**EXERCISE TASK**. Reproduce the data from the line with "menu-item-profile[interactable]: Профиль [0, 190, 422, 247]" through the line with "page-title: WP-Seven [145, 80, 277, 110]", changing "heart-icon" to "favorite-icon" and leaving everything else as it is. Output only those lines.

**DATA TO PROCESS**.
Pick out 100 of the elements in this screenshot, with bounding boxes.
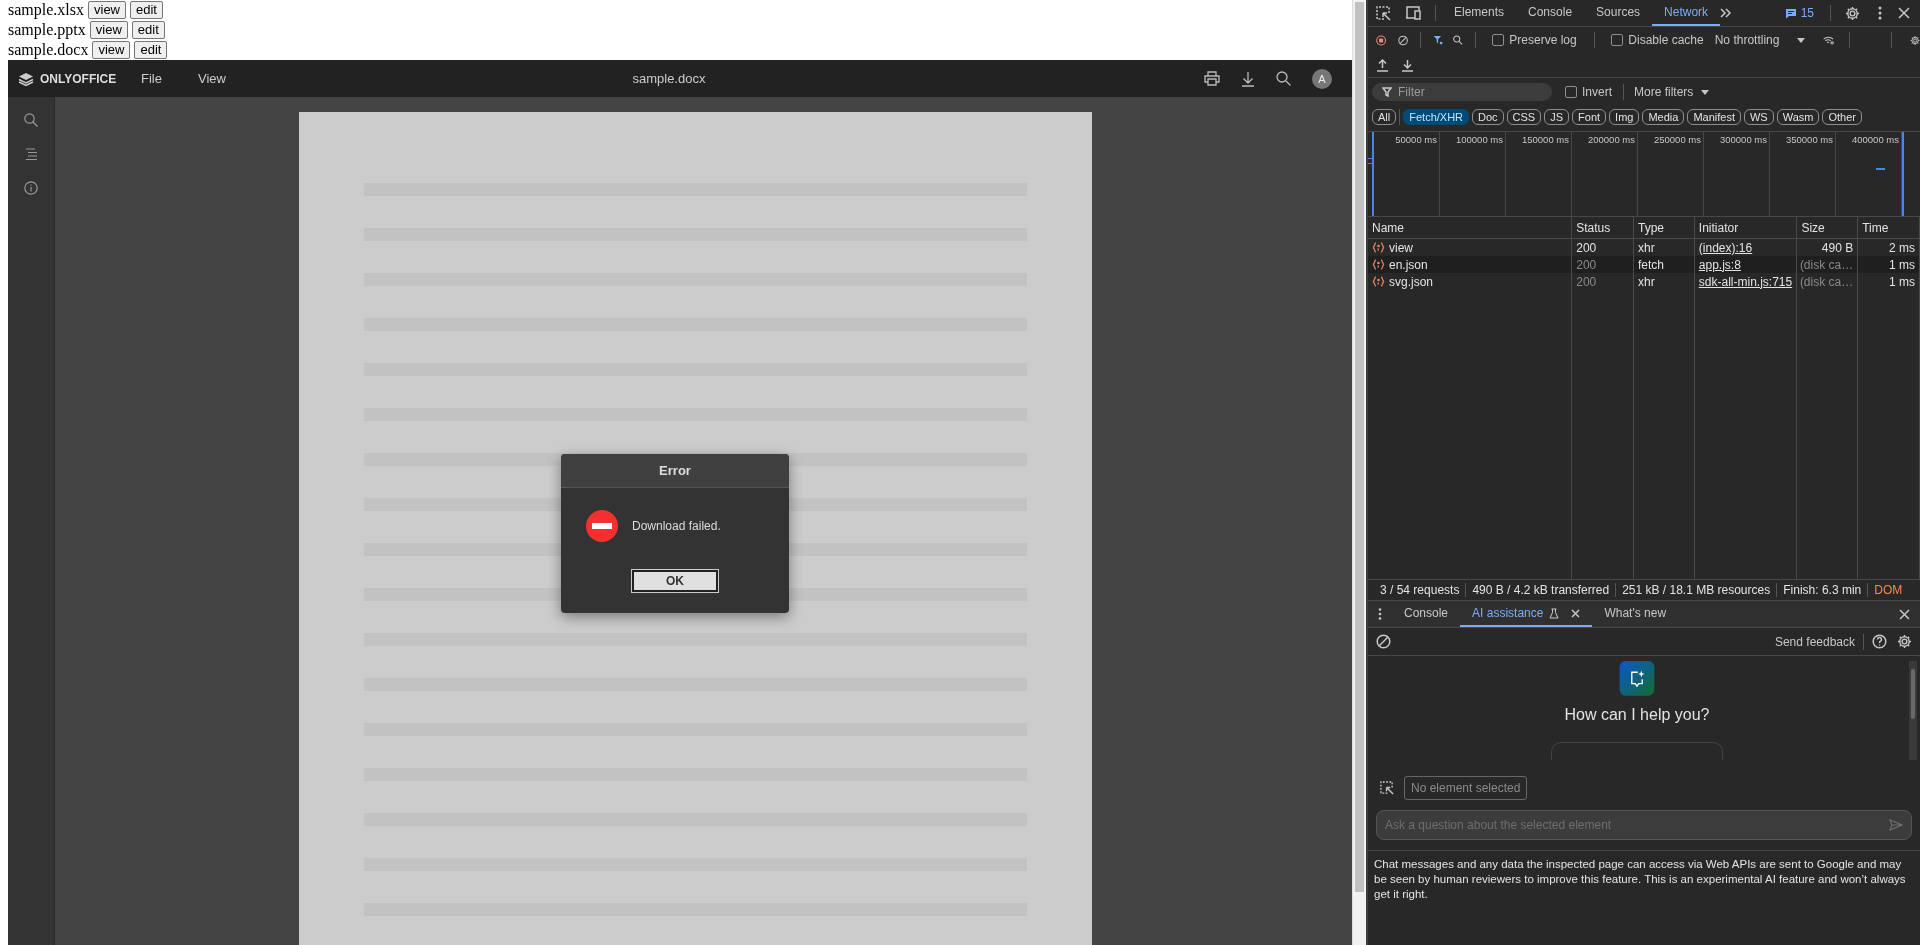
ok-button[interactable]: OK <box>632 570 718 592</box>
clear-icon[interactable] <box>1376 634 1391 649</box>
filter-funnel-icon[interactable] <box>1433 33 1444 47</box>
file-action-button[interactable]: view <box>88 1 126 19</box>
file-name: sample.xlsx <box>8 1 84 19</box>
ai-assistant-logo-icon <box>1617 661 1657 696</box>
timeline-tick-label: 350000 ms <box>1786 134 1833 145</box>
element-picker-icon[interactable] <box>1380 781 1394 795</box>
type-filter-chip[interactable]: Doc <box>1472 109 1504 125</box>
upload-icon[interactable] <box>1376 58 1389 72</box>
file-action-button[interactable]: edit <box>134 41 168 59</box>
size-cell: (disk ca… <box>1797 273 1859 290</box>
type-filter-chip[interactable]: Img <box>1609 109 1640 125</box>
search-icon[interactable] <box>1453 33 1463 47</box>
drawer-tab[interactable]: Console <box>1392 601 1461 627</box>
json-braces-icon <box>1372 276 1385 287</box>
download-icon[interactable] <box>1241 70 1255 87</box>
type-cell: xhr <box>1634 273 1695 290</box>
scrollbar[interactable] <box>1909 661 1917 760</box>
timeline-tick-label: 200000 ms <box>1588 134 1635 145</box>
file-name: sample.pptx <box>8 21 86 39</box>
checkbox[interactable] <box>1492 34 1505 46</box>
timeline-tick-label: 100000 ms <box>1456 134 1503 145</box>
checkbox-label[interactable]: Invert <box>1582 85 1612 99</box>
file-name: sample.docx <box>8 41 89 59</box>
timeline-tick-label: 300000 ms <box>1720 134 1767 145</box>
initiator-link[interactable]: sdk-all-min.js:715 <box>1698 274 1793 289</box>
drawer-tab[interactable]: AI assistance <box>1460 601 1593 627</box>
message-icon[interactable] <box>1784 7 1797 19</box>
dropdown-caret-icon <box>1797 37 1806 43</box>
kebab-menu-icon[interactable] <box>1378 608 1382 620</box>
json-braces-icon <box>1372 259 1385 270</box>
checkbox-label[interactable]: Disable cache <box>1628 33 1704 47</box>
close-icon[interactable] <box>1898 7 1910 19</box>
checkbox[interactable] <box>1611 34 1624 46</box>
settings-icon[interactable] <box>1845 5 1860 21</box>
type-filter-chip[interactable]: Manifest <box>1687 109 1741 125</box>
timeline-tick-label: 50000 ms <box>1395 134 1437 145</box>
time-cell: 1 ms <box>1858 273 1920 290</box>
dialog-message: Download failed. <box>632 519 721 533</box>
app-logo: ONLYOFFICE <box>40 71 117 86</box>
dialog-title: Error <box>659 463 691 478</box>
menu-item[interactable]: View <box>189 71 234 86</box>
more-tabs-chevron-icon[interactable] <box>1720 8 1733 18</box>
file-action-button[interactable]: view <box>92 41 131 59</box>
dropdown-caret-icon <box>1701 89 1710 95</box>
print-icon[interactable] <box>1204 71 1220 86</box>
error-icon <box>586 510 618 542</box>
search-icon[interactable] <box>1276 71 1291 86</box>
search-icon[interactable] <box>24 113 38 127</box>
type-filter-chip[interactable]: JS <box>1544 109 1570 125</box>
context-chip[interactable]: No element selected <box>1404 776 1528 800</box>
panel-tab[interactable]: Console <box>1516 0 1585 26</box>
menu-item[interactable]: File <box>133 71 170 86</box>
disclaimer-text: Chat messages and any data the inspected page can access via Web APIs are sent to Google and may be seen by human reviewers to improve this feature. This is an experimental AI feature and won’t always get it right. <box>1374 858 1906 900</box>
summary-text: 251 kB / 18.1 MB resources <box>1616 583 1778 597</box>
page-scrollbar[interactable] <box>1352 0 1366 945</box>
request-name[interactable]: en.json <box>1389 257 1428 272</box>
device-toolbar-icon[interactable] <box>1405 6 1421 20</box>
type-filter-chip[interactable]: Media <box>1642 109 1685 125</box>
checkbox-label[interactable]: Preserve log <box>1509 33 1577 47</box>
type-filter-chip[interactable]: Other <box>1822 109 1862 125</box>
headings-list-icon[interactable] <box>24 148 38 160</box>
kebab-menu-icon[interactable] <box>1878 6 1882 20</box>
request-name[interactable]: view <box>1389 240 1413 255</box>
flask-icon <box>1549 607 1560 619</box>
panel-tab[interactable]: Network <box>1652 0 1721 26</box>
download-icon[interactable] <box>1401 58 1414 72</box>
file-action-button[interactable]: edit <box>131 21 165 39</box>
file-action-button[interactable]: edit <box>130 1 163 19</box>
summary-text: 3 / 54 requests <box>1374 583 1467 597</box>
status-cell: 200 <box>1572 273 1634 290</box>
type-filter-chip[interactable]: WS <box>1743 109 1774 125</box>
type-filter-chip[interactable]: Fetch/XHR <box>1403 109 1470 125</box>
settings-icon[interactable] <box>1897 634 1912 649</box>
issues-count[interactable]: 15 <box>1800 6 1814 20</box>
initiator-link[interactable]: (index):16 <box>1698 240 1753 255</box>
type-filter-chip[interactable]: Font <box>1572 109 1607 125</box>
more-filters-dropdown[interactable]: More filters <box>1634 85 1710 99</box>
type-filter-chip[interactable]: Wasm <box>1776 109 1820 125</box>
panel-tab[interactable]: Sources <box>1584 0 1653 26</box>
send-feedback-link[interactable]: Send feedback <box>1774 634 1855 649</box>
request-name[interactable]: svg.json <box>1389 274 1434 289</box>
element-picker-icon[interactable] <box>1376 5 1391 21</box>
json-braces-icon <box>1372 242 1385 253</box>
info-icon[interactable] <box>24 181 38 195</box>
drawer-tab[interactable]: What's new <box>1592 601 1679 627</box>
checkbox[interactable] <box>1565 86 1577 98</box>
close-icon[interactable] <box>1899 608 1910 620</box>
throttling-dropdown[interactable]: No throttling <box>1714 33 1806 47</box>
type-filter-chip[interactable]: All <box>1372 109 1397 125</box>
help-icon[interactable] <box>1872 634 1887 649</box>
close-icon[interactable] <box>1571 608 1581 618</box>
type-filter-chip[interactable]: CSS <box>1506 109 1542 125</box>
user-avatar[interactable]: A <box>1312 68 1332 89</box>
timeline-tick-label: 150000 ms <box>1522 134 1569 145</box>
filter-field[interactable]: Filter <box>1372 83 1552 101</box>
panel-tab[interactable]: Elements <box>1442 0 1517 26</box>
file-action-button[interactable]: view <box>89 21 128 39</box>
initiator-link[interactable]: app.js:8 <box>1698 257 1741 272</box>
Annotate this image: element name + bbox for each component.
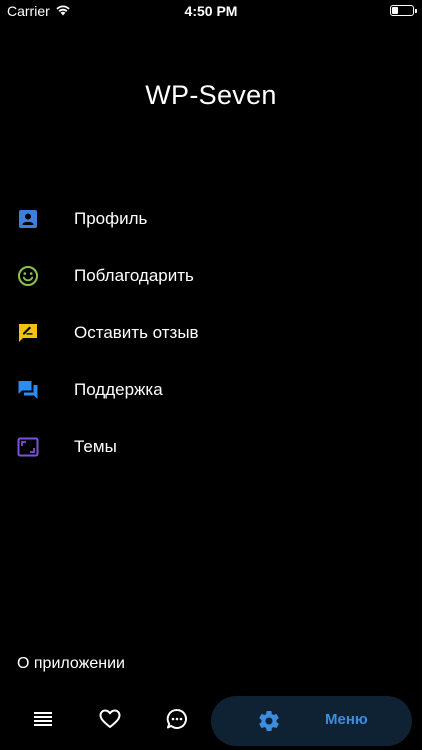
menu-item-profile[interactable]: Профиль [0, 190, 422, 247]
menu-item-label: Темы [74, 436, 117, 456]
gear-icon [257, 709, 281, 733]
chat-bubble-icon [166, 708, 188, 735]
menu-item-feedback[interactable]: Оставить отзыв [0, 304, 422, 361]
menu-item-label: Поддержка [74, 379, 163, 399]
bottom-nav: Меню [0, 696, 422, 746]
heart-icon [99, 709, 121, 734]
profile-icon [17, 208, 39, 230]
status-bar: Carrier 4:50 PM [0, 0, 422, 24]
nav-menu-button[interactable]: Меню [211, 696, 412, 746]
nav-menu-label: Меню [325, 711, 368, 728]
battery-icon [390, 5, 417, 16]
menu-item-themes[interactable]: Темы [0, 418, 422, 475]
nav-messages-button[interactable] [157, 696, 197, 746]
status-time: 4:50 PM [184, 3, 238, 19]
menu-item-thank[interactable]: Поблагодарить [0, 247, 422, 304]
list-icon [34, 711, 52, 732]
page-title: WP-Seven [145, 80, 277, 110]
theme-frame-icon [17, 436, 39, 458]
menu-item-label: Поблагодарить [74, 265, 194, 285]
nav-list-button[interactable] [23, 696, 63, 746]
nav-favorites-button[interactable] [90, 696, 130, 746]
menu-item-label: Профиль [74, 208, 148, 228]
menu-list: Профиль Поблагодарить Оставить отзыв Под… [0, 190, 422, 475]
menu-item-label: Оставить отзыв [74, 322, 199, 342]
chat-support-icon [17, 379, 39, 401]
feedback-edit-icon [17, 322, 39, 344]
about-link[interactable]: О приложении [17, 655, 125, 673]
menu-item-support[interactable]: Поддержка [0, 361, 422, 418]
battery-fill [392, 7, 398, 14]
battery-nub [415, 8, 417, 13]
smiley-icon [17, 265, 39, 287]
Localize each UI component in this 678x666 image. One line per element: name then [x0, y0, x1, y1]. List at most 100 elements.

**EXPECTED ANSWER**.
menu-item-profile[interactable]: Профиль [0, 190, 422, 247]
menu-item-label: Темы [74, 436, 117, 456]
gear-icon [257, 709, 281, 733]
chat-bubble-icon [166, 708, 188, 735]
menu-item-feedback[interactable]: Оставить отзыв [0, 304, 422, 361]
menu-item-label: Поддержка [74, 379, 163, 399]
bottom-nav: Меню [0, 696, 422, 746]
favorite-icon [99, 709, 121, 734]
profile-icon [17, 208, 39, 230]
status-bar: Carrier 4:50 PM [0, 0, 422, 24]
nav-menu-button[interactable]: Меню [211, 696, 412, 746]
nav-menu-label: Меню [325, 711, 368, 728]
battery-icon [390, 5, 417, 16]
menu-item-themes[interactable]: Темы [0, 418, 422, 475]
nav-messages-button[interactable] [157, 696, 197, 746]
status-time: 4:50 PM [184, 3, 238, 19]
menu-item-thank[interactable]: Поблагодарить [0, 247, 422, 304]
list-icon [34, 711, 52, 732]
page-title: WP-Seven [145, 80, 277, 110]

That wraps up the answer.